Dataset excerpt
---------------

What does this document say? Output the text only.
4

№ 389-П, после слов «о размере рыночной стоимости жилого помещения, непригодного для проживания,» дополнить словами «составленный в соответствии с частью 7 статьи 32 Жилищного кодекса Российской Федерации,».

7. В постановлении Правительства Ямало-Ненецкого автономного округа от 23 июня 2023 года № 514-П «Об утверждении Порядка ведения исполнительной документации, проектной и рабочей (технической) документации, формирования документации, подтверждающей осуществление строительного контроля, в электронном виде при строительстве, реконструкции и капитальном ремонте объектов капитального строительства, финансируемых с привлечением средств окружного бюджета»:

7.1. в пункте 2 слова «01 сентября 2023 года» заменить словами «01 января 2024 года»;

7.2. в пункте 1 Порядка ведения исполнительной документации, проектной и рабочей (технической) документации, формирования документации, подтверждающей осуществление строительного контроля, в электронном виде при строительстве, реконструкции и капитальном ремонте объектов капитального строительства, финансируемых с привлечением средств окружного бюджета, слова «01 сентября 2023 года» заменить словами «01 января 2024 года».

---------------

Short problem:
Nothing should be left out: repeat all of the data exactly.

Final answer:
What does this document say? Output the text only.
4

№ 389-П, после слов «о размере рыночной стоимости жилого помещения, непригодного для проживания,» дополнить словами «составленный в соответствии с частью 7 статьи 32 Жилищного кодекса Российской Федерации,».

7. В постановлении Правительства Ямало-Ненецкого автономного округа от 23 июня 2023 года № 514-П «Об утверждении Порядка ведения исполнительной документации, проектной и рабочей (технической) документации, формирования документации, подтверждающей осуществление строительного контроля, в электронном виде при строительстве, реконструкции и капитальном ремонте объектов капитального строительства, финансируемых с привлечением средств окружного бюджета»:

7.1. в пункте 2 слова «01 сентября 2023 года» заменить словами «01 января 2024 года»;

7.2. в пункте 1 Порядка ведения исполнительной документации, проектной и рабочей (технической) документации, формирования документации, подтверждающей осуществление строительного контроля, в электронном виде при строительстве, реконструкции и капитальном ремонте объектов капитального строительства, финансируемых с привлечением средств окружного бюджета, слова «01 сентября 2023 года» заменить словами «01 января 2024 года».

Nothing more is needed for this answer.